→ **Dataset extract**:
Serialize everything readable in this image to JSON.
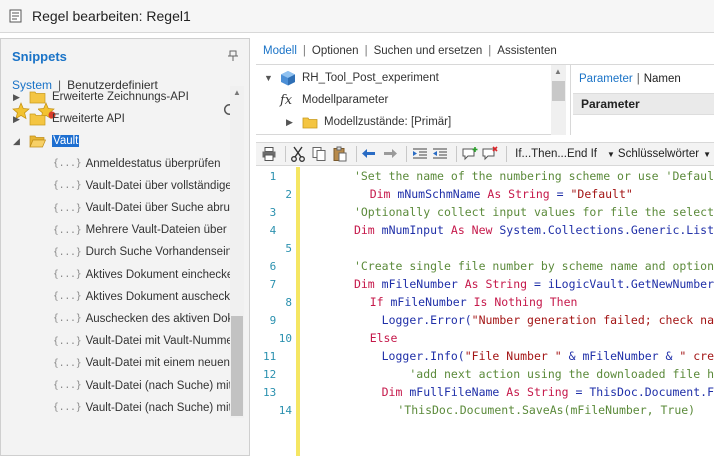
{
  "window": {
    "title": "Regel bearbeiten: Regel1"
  },
  "snippets": {
    "title": "Snippets",
    "tabs": {
      "system": "System",
      "user": "Benutzerdefiniert"
    },
    "tree": [
      {
        "label": "Erweiterte Zeichnungs-API",
        "type": "folder",
        "expanded": false
      },
      {
        "label": "Erweiterte API",
        "type": "folder",
        "expanded": false
      },
      {
        "label": "Vault",
        "type": "folder",
        "expanded": true,
        "selected": true
      }
    ],
    "vault_items": [
      "Anmeldestatus überprüfen",
      "Vault-Datei über vollständigen Da",
      "Vault-Datei über Suche abrufen",
      "Mehrere Vault-Dateien über Such",
      "Durch Suche Vorhandensein von",
      "Aktives Dokument einchecken",
      "Aktives Dokument auschecken",
      "Auschecken des aktiven Dokume",
      "Vault-Datei mit Vault-Nummerieru",
      "Vault-Datei mit einem neuen Date",
      "Vault-Datei (nach Suche) mit Vau",
      "Vault-Datei (nach Suche) mit eine"
    ],
    "snippet_glyph": "{...}"
  },
  "tabs": {
    "model": "Modell",
    "options": "Optionen",
    "search": "Suchen und ersetzen",
    "wizards": "Assistenten"
  },
  "model_tree": {
    "root": "RH_Tool_Post_experiment",
    "params": "Modellparameter",
    "states": "Modellzustände: [Primär]",
    "fx": "fx"
  },
  "param_panel": {
    "tab_params": "Parameter",
    "tab_names": "Namen",
    "header": "Parameter"
  },
  "toolbar": {
    "ifthen": "If...Then...End If",
    "keywords": "Schlüsselwörter"
  },
  "code_lines": [
    {
      "n": "1",
      "tokens": [
        {
          "t": "cmt",
          "v": "    'Set the name of the numbering scheme or use 'Defaul"
        }
      ]
    },
    {
      "n": "2",
      "tokens": [
        {
          "t": "kw",
          "v": "    Dim"
        },
        {
          "t": "tx",
          "v": " mNumSchmName "
        },
        {
          "t": "kw",
          "v": "As String"
        },
        {
          "t": "tx",
          "v": " = "
        },
        {
          "t": "str",
          "v": "\"Default\""
        }
      ]
    },
    {
      "n": "3",
      "tokens": [
        {
          "t": "cmt",
          "v": "    'Optionally collect input values for file the select"
        }
      ]
    },
    {
      "n": "4",
      "tokens": [
        {
          "t": "kw",
          "v": "    Dim"
        },
        {
          "t": "tx",
          "v": " mNumInput "
        },
        {
          "t": "kw",
          "v": "As New"
        },
        {
          "t": "tx",
          "v": " System.Collections.Generic.List"
        }
      ]
    },
    {
      "n": "5",
      "tokens": [
        {
          "t": "tx",
          "v": ""
        }
      ]
    },
    {
      "n": "6",
      "tokens": [
        {
          "t": "cmt",
          "v": "    'Create single file number by scheme name and option"
        }
      ]
    },
    {
      "n": "7",
      "tokens": [
        {
          "t": "kw",
          "v": "    Dim"
        },
        {
          "t": "tx",
          "v": " mFileNumber "
        },
        {
          "t": "kw",
          "v": "As String"
        },
        {
          "t": "tx",
          "v": " = iLogicVault.GetNewNumber"
        }
      ]
    },
    {
      "n": "8",
      "tokens": [
        {
          "t": "kw",
          "v": "    If"
        },
        {
          "t": "tx",
          "v": " mFileNumber "
        },
        {
          "t": "kw",
          "v": "Is Nothing Then"
        }
      ]
    },
    {
      "n": "9",
      "tokens": [
        {
          "t": "tx",
          "v": "        Logger.Error("
        },
        {
          "t": "str",
          "v": "\"Number generation failed; check na"
        }
      ]
    },
    {
      "n": "10",
      "tokens": [
        {
          "t": "kw",
          "v": "    Else"
        }
      ]
    },
    {
      "n": "11",
      "tokens": [
        {
          "t": "tx",
          "v": "        Logger.Info("
        },
        {
          "t": "str",
          "v": "\"File Number \""
        },
        {
          "t": "tx",
          "v": " & mFileNumber & "
        },
        {
          "t": "str",
          "v": "\" cre"
        }
      ]
    },
    {
      "n": "12",
      "tokens": [
        {
          "t": "cmt",
          "v": "            'add next action using the downloaded file h"
        }
      ]
    },
    {
      "n": "13",
      "tokens": [
        {
          "t": "kw",
          "v": "        Dim"
        },
        {
          "t": "tx",
          "v": " mFullFileName "
        },
        {
          "t": "kw",
          "v": "As String"
        },
        {
          "t": "tx",
          "v": " = ThisDoc.Document.F"
        }
      ]
    },
    {
      "n": "14",
      "tokens": [
        {
          "t": "cmt",
          "v": "        'ThisDoc.Document.SaveAs(mFileNumber, True)"
        }
      ]
    }
  ]
}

→ **Aim of the task**: Go through the listing above and pull out each line containing the word "mFileNumber".

→ **Reply to the exercise**:
          "v": " mFileNumber "
          "v": " mFileNumber "
          "v": " & mFileNumber & "
          "v": "        'ThisDoc.Document.SaveAs(mFileNumber, True)"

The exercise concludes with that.